▶ [DIRECTION]:
Select every line containing the word "LTDA" from the material, and copy those lines.

▶ [LISTED RECORDS]:

★ ★ ★

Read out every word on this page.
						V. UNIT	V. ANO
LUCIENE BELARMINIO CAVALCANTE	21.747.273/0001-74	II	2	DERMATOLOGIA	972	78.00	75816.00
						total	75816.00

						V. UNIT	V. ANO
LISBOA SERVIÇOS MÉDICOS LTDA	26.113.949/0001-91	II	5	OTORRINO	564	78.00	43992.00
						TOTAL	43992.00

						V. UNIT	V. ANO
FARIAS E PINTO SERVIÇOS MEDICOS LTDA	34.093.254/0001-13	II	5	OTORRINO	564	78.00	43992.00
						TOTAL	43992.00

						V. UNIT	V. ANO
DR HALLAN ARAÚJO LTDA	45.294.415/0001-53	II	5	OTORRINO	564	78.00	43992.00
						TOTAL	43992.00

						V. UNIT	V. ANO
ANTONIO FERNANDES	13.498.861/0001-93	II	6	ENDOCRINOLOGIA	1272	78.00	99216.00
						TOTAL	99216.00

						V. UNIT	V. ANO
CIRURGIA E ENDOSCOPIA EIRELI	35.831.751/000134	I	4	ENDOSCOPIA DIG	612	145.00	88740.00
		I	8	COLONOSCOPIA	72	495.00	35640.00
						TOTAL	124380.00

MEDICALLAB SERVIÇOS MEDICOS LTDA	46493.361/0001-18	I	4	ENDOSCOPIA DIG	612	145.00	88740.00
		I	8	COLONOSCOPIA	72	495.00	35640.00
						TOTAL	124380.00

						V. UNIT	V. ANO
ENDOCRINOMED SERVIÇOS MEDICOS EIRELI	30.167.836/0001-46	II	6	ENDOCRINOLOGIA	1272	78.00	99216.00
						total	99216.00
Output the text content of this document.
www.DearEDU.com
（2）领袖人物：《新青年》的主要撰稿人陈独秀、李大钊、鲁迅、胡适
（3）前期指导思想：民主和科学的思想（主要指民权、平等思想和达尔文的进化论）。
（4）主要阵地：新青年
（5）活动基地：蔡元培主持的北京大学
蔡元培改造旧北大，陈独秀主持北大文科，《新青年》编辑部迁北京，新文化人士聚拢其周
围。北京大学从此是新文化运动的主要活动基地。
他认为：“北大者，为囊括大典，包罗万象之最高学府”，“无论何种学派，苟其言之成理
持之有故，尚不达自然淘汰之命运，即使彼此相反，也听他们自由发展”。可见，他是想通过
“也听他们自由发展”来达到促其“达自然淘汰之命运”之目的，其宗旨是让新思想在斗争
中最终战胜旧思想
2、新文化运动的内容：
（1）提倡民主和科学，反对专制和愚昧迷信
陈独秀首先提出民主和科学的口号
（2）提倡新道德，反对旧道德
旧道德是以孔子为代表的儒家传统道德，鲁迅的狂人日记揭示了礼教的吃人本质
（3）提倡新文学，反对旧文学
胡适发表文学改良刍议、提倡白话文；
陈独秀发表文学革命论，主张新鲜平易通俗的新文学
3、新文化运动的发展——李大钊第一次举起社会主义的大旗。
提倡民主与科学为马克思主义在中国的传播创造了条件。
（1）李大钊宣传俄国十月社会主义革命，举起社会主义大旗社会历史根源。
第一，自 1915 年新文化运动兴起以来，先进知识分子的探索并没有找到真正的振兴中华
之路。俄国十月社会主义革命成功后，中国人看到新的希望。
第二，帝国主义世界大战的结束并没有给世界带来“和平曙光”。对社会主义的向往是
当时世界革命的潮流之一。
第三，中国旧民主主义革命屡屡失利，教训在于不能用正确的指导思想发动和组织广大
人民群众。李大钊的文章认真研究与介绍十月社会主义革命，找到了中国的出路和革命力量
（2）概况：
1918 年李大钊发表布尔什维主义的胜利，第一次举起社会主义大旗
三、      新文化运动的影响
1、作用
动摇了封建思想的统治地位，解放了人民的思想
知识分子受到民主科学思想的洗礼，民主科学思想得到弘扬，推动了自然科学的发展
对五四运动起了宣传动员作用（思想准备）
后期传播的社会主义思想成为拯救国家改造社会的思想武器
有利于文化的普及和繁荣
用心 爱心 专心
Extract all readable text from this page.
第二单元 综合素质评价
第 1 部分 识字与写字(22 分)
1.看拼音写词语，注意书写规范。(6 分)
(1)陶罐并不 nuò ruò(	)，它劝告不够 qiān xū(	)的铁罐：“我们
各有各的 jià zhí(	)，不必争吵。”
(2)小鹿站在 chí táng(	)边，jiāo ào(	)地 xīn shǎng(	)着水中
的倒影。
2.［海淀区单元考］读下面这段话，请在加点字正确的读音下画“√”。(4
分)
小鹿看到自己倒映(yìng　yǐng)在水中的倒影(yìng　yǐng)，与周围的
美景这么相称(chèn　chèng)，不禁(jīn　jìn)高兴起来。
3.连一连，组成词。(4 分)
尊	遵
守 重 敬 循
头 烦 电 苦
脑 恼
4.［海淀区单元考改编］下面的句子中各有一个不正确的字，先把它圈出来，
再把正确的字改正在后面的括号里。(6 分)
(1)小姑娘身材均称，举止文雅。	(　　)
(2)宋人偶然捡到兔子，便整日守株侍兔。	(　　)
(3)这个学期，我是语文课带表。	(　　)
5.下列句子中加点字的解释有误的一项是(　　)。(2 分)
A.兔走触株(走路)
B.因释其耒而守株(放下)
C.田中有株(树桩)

★ ★ ★

▶ [FINISHED ANSWER]:
LISBOA SERVIÇOS MÉDICOS LTDA	26.113.949/0001-91	II	5	OTORRINO	564	78.00	43992.00
FARIAS E PINTO SERVIÇOS MEDICOS LTDA	34.093.254/0001-13	II	5	OTORRINO	564	78.00	43992.00
DR HALLAN ARAÚJO LTDA	45.294.415/0001-53	II	5	OTORRINO	564	78.00	43992.00
MEDICALLAB SERVIÇOS MEDICOS LTDA	46493.361/0001-18	I	4	ENDOSCOPIA DIG	612	145.00	88740.00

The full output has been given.